On the Edge of Tomorrow is the second album by saxophonist Steve Coleman recorded in 1986 and released on the JMT label.

Reception
The AllMusic review by Scott Yanow states, "Steve Coleman's second recording as a leader introduces his M-Base music in its prime. Essentially creative and avant-garde funk, the performances feature dense but coherent ensembles and crowded grooves... Not for everyone's taste, this frequently exciting set hints at a future that has not yet come".

○ ○ ○ ○ ○

Written tasks –
1. According to the text about the album On the Edge of Tomorrow, which label released it?
2. In the text about the album On the Edge of Tomorrow, turn the paragraph beginning "On the Edge of Tomorrow is the second album" into a short list of its facts.
These stored data lines are not needed.

Stored data entries –
○ ○ ○ ○ ○

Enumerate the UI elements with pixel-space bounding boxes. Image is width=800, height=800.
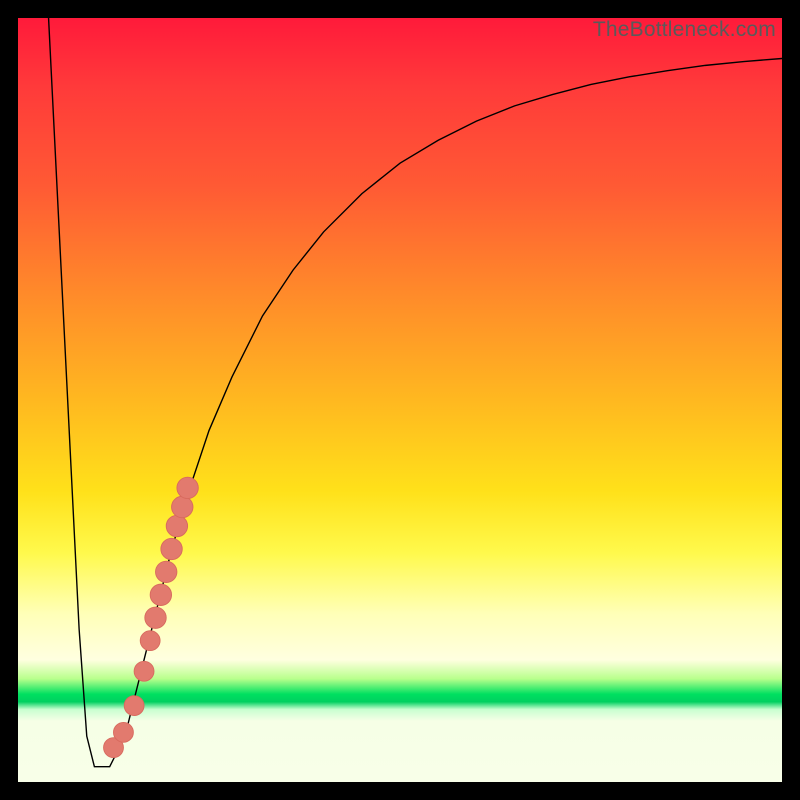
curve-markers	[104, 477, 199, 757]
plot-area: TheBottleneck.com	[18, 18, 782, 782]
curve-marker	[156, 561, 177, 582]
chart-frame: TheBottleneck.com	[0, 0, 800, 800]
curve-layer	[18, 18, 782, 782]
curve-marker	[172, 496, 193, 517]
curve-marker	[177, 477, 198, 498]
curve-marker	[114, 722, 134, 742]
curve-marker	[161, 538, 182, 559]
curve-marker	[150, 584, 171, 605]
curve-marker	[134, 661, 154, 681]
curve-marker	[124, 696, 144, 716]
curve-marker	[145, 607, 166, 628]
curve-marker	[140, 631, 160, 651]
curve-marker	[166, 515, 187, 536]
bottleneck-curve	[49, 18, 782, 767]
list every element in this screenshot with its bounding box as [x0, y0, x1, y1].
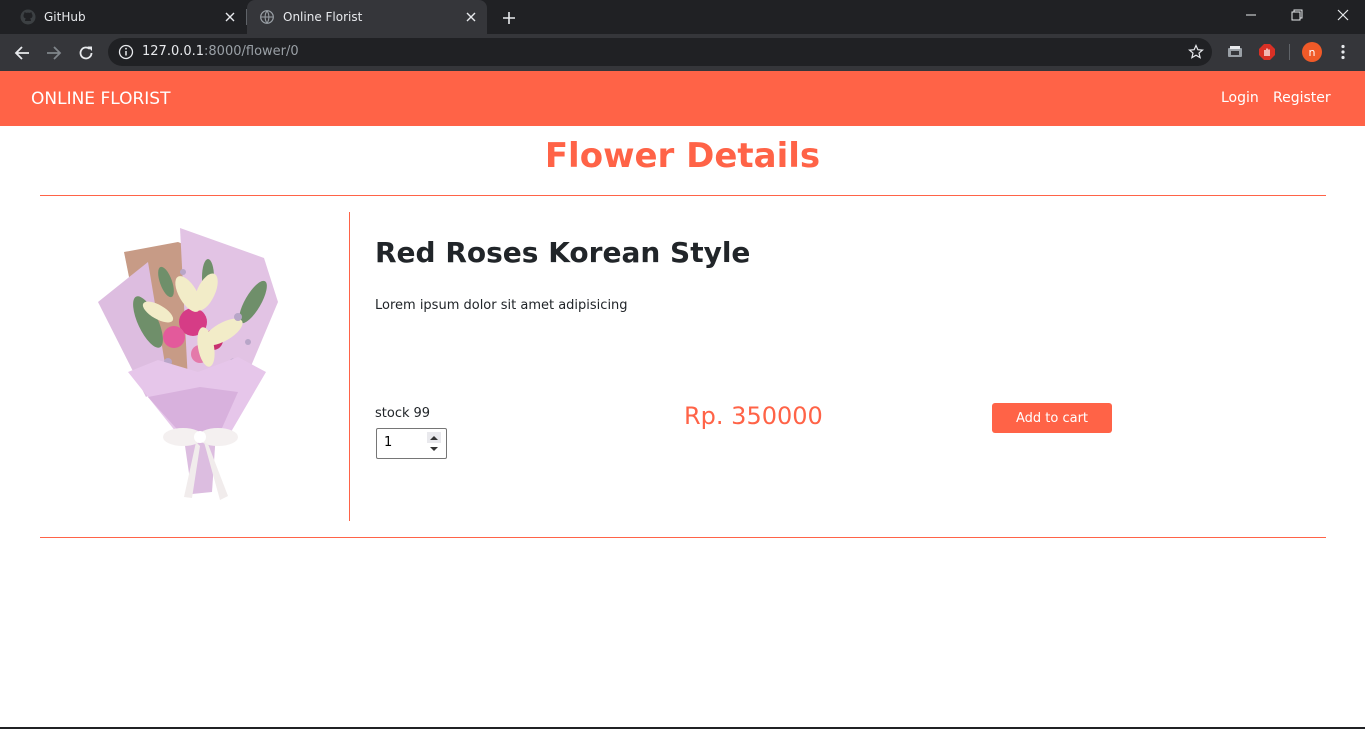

○ ○ ○ ○ ○

Answers in order –
1. The JMT label.

2.
- Title: On the Edge of Tomorrow
- Artist: saxophonist Steve Coleman
- His second album
- Recorded in 1986
- Released on the JMT label